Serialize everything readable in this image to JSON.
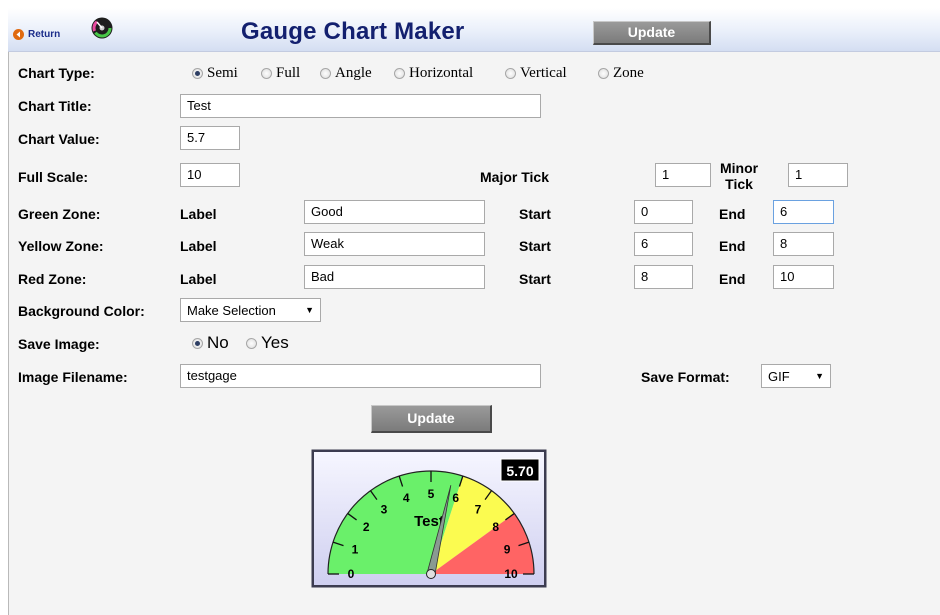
{
  "header": {
    "return_label": "Return",
    "title": "Gauge Chart Maker",
    "update_label": "Update"
  },
  "form": {
    "chart_type": {
      "label": "Chart Type:",
      "options": [
        "Semi",
        "Full",
        "Angle",
        "Horizontal",
        "Vertical",
        "Zone"
      ],
      "selected": "Semi"
    },
    "chart_title": {
      "label": "Chart Title:",
      "value": "Test"
    },
    "chart_value": {
      "label": "Chart Value:",
      "value": "5.7"
    },
    "full_scale": {
      "label": "Full Scale:",
      "value": "10",
      "major_tick_label": "Major Tick",
      "major_tick_value": "1",
      "minor_tick_label_1": "Minor",
      "minor_tick_label_2": "Tick",
      "minor_tick_value": "1"
    },
    "zone_words": {
      "label": "Label",
      "start": "Start",
      "end": "End"
    },
    "green_zone": {
      "label": "Green Zone:",
      "name": "Good",
      "start": "0",
      "end": "6"
    },
    "yellow_zone": {
      "label": "Yellow Zone:",
      "name": "Weak",
      "start": "6",
      "end": "8"
    },
    "red_zone": {
      "label": "Red Zone:",
      "name": "Bad",
      "start": "8",
      "end": "10"
    },
    "background_color": {
      "label": "Background Color:",
      "value": "Make Selection"
    },
    "save_image": {
      "label": "Save Image:",
      "options": [
        "No",
        "Yes"
      ],
      "selected": "No"
    },
    "image_filename": {
      "label": "Image Filename:",
      "value": "testgage"
    },
    "save_format": {
      "label": "Save Format:",
      "value": "GIF"
    },
    "update_label": "Update"
  },
  "gauge": {
    "title": "Test",
    "value": 5.7,
    "readout": "5.70",
    "scale_min": 0,
    "scale_max": 10,
    "tick_labels": [
      "0",
      "1",
      "2",
      "3",
      "4",
      "5",
      "6",
      "7",
      "8",
      "9",
      "10"
    ],
    "zones": [
      {
        "name": "Good",
        "start": 0,
        "end": 6,
        "color": "#6af06a"
      },
      {
        "name": "Weak",
        "start": 6,
        "end": 8,
        "color": "#fbfb50"
      },
      {
        "name": "Bad",
        "start": 8,
        "end": 10,
        "color": "#ff6464"
      }
    ],
    "background_color": "#dcdcf6",
    "needle_color": "#8a9a92"
  },
  "colors": {
    "title_blue": "#13206f",
    "button_gray": "#888888"
  }
}
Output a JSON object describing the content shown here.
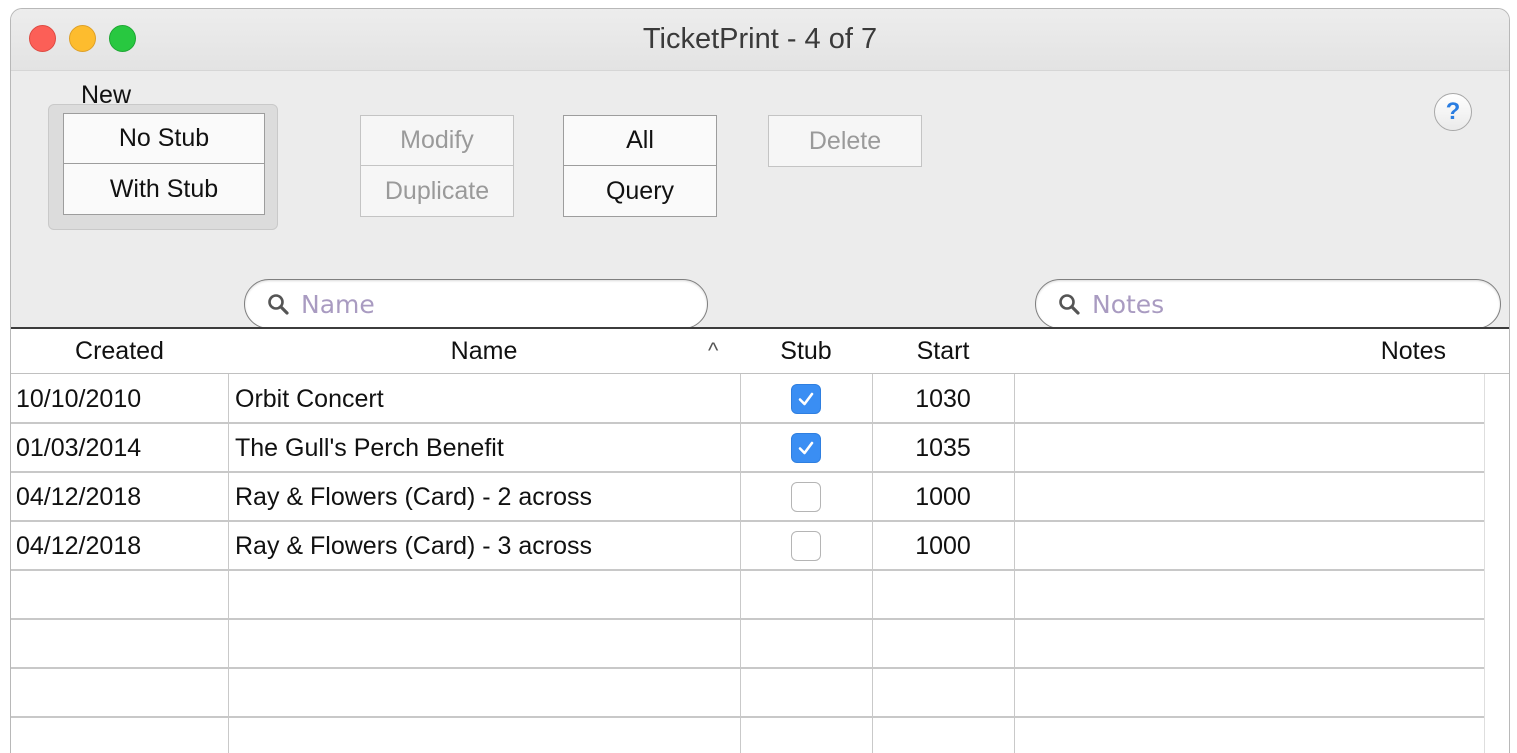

WHAT THE EXERCISE ASKS — Write out the entries above verbatim; the pictures do not belong in your copy.

REPLY TO THE TASK —
Serialize everything readable in this image to JSON.
{
  "header": {
    "return_label": "Return",
    "title": "Gauge Chart Maker",
    "update_label": "Update"
  },
  "form": {
    "chart_type": {
      "label": "Chart Type:",
      "options": [
        "Semi",
        "Full",
        "Angle",
        "Horizontal",
        "Vertical",
        "Zone"
      ],
      "selected": "Semi"
    },
    "chart_title": {
      "label": "Chart Title:",
      "value": "Test"
    },
    "chart_value": {
      "label": "Chart Value:",
      "value": "5.7"
    },
    "full_scale": {
      "label": "Full Scale:",
      "value": "10",
      "major_tick_label": "Major Tick",
      "major_tick_value": "1",
      "minor_tick_label_1": "Minor",
      "minor_tick_label_2": "Tick",
      "minor_tick_value": "1"
    },
    "zone_words": {
      "label": "Label",
      "start": "Start",
      "end": "End"
    },
    "green_zone": {
      "label": "Green Zone:",
      "name": "Good",
      "start": "0",
      "end": "6"
    },
    "yellow_zone": {
      "label": "Yellow Zone:",
      "name": "Weak",
      "start": "6",
      "end": "8"
    },
    "red_zone": {
      "label": "Red Zone:",
      "name": "Bad",
      "start": "8",
      "end": "10"
    },
    "background_color": {
      "label": "Background Color:",
      "value": "Make Selection"
    },
    "save_image": {
      "label": "Save Image:",
      "options": [
        "No",
        "Yes"
      ],
      "selected": "No"
    },
    "image_filename": {
      "label": "Image Filename:",
      "value": "testgage"
    },
    "save_format": {
      "label": "Save Format:",
      "value": "GIF"
    },
    "update_label": "Update"
  },
  "gauge": {
    "title": "Test",
    "value": 5.7,
    "readout": "5.70",
    "scale_min": 0,
    "scale_max": 10,
    "tick_labels": [
      "0",
      "1",
      "2",
      "3",
      "4",
      "5",
      "6",
      "7",
      "8",
      "9",
      "10"
    ],
    "zones": [
      {
        "name": "Good",
        "start": 0,
        "end": 6,
        "color": "#6af06a"
      },
      {
        "name": "Weak",
        "start": 6,
        "end": 8,
        "color": "#fbfb50"
      },
      {
        "name": "Bad",
        "start": 8,
        "end": 10,
        "color": "#ff6464"
      }
    ],
    "background_color": "#dcdcf6",
    "needle_color": "#8a9a92"
  },
  "colors": {
    "title_blue": "#13206f",
    "button_gray": "#888888"
  }
}
Output a JSON object describing the content shown here.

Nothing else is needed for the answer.